Collect each line containing "from".

START INFORMATION PROVIDED

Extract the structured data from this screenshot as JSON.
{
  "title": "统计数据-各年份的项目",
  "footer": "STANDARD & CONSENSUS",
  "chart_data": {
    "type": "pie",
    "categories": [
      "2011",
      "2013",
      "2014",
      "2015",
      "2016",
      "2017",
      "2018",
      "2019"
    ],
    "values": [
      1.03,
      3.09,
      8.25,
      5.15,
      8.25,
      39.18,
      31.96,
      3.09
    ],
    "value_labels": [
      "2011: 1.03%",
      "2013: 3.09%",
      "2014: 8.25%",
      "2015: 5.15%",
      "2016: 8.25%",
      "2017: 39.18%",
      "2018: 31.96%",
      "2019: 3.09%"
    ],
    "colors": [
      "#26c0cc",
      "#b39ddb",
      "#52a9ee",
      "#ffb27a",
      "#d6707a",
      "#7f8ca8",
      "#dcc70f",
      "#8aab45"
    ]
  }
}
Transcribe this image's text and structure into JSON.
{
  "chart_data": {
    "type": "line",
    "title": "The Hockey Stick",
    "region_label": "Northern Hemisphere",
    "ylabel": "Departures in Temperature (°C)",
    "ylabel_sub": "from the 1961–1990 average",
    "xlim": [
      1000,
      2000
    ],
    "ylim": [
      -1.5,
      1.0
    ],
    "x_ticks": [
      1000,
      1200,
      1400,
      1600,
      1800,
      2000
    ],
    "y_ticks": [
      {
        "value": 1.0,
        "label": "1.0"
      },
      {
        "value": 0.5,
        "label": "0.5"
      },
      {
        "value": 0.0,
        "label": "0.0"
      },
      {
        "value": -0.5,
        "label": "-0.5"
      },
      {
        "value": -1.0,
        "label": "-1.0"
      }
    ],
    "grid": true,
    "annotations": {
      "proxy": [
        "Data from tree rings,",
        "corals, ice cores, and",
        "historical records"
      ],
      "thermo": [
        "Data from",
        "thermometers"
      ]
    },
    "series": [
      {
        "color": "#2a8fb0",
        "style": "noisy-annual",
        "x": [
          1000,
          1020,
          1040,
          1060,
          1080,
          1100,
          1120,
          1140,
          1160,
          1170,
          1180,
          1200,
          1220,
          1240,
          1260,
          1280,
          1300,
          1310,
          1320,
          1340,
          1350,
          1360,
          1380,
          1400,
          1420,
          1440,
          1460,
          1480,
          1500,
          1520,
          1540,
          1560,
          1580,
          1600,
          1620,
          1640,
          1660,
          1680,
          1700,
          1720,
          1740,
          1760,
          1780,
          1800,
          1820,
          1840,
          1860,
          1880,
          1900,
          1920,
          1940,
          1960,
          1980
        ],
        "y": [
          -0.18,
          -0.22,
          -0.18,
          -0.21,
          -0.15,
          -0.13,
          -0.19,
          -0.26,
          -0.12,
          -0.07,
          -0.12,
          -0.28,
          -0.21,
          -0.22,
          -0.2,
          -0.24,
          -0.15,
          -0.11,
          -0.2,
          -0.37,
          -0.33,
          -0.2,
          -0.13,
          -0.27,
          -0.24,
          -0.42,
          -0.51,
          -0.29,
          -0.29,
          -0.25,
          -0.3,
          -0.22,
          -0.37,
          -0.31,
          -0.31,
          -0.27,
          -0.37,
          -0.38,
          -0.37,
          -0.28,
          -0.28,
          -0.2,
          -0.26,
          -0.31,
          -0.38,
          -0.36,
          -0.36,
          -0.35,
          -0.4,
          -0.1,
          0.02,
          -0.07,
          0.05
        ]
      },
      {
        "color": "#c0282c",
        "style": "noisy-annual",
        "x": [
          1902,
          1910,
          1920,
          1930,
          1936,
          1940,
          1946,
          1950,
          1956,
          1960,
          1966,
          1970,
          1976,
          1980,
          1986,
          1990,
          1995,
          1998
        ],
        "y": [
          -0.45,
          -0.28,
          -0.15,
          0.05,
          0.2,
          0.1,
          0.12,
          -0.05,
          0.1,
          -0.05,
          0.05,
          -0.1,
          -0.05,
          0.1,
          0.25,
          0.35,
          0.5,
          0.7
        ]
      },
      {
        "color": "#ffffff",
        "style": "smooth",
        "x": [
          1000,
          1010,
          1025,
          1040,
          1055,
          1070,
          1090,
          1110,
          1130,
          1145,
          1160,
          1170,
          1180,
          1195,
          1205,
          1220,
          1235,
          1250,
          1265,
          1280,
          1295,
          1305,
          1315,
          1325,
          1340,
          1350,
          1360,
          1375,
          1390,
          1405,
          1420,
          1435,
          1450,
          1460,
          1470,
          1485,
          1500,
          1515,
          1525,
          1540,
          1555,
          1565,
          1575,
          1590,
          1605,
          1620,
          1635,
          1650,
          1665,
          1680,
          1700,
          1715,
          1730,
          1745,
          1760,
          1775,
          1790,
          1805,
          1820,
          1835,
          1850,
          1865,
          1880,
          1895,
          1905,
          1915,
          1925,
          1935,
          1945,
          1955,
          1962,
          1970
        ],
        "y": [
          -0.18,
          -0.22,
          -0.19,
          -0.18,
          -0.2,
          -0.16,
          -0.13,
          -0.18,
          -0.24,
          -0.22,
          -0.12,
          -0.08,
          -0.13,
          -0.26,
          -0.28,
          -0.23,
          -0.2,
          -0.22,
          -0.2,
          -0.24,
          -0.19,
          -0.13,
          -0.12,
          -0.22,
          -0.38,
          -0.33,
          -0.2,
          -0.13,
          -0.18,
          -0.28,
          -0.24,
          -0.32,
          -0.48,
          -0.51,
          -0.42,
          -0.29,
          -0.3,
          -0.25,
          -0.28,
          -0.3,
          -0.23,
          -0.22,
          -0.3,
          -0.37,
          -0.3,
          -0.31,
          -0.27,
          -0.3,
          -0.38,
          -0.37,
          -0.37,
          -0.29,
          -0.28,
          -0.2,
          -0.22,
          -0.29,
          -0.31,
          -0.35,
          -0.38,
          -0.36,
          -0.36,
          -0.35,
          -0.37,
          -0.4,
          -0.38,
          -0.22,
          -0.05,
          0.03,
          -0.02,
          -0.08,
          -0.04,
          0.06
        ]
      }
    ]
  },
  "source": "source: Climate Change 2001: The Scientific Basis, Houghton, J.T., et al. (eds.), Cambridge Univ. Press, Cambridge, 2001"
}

END INFORMATION PROVIDED

» RESPONSE TO THE EXERCISE:
Extract the structured data from this screenshot as JSON.
    "ylabel_sub": "from the 1961–1990 average",
        "Data from tree rings,",
        "Data from",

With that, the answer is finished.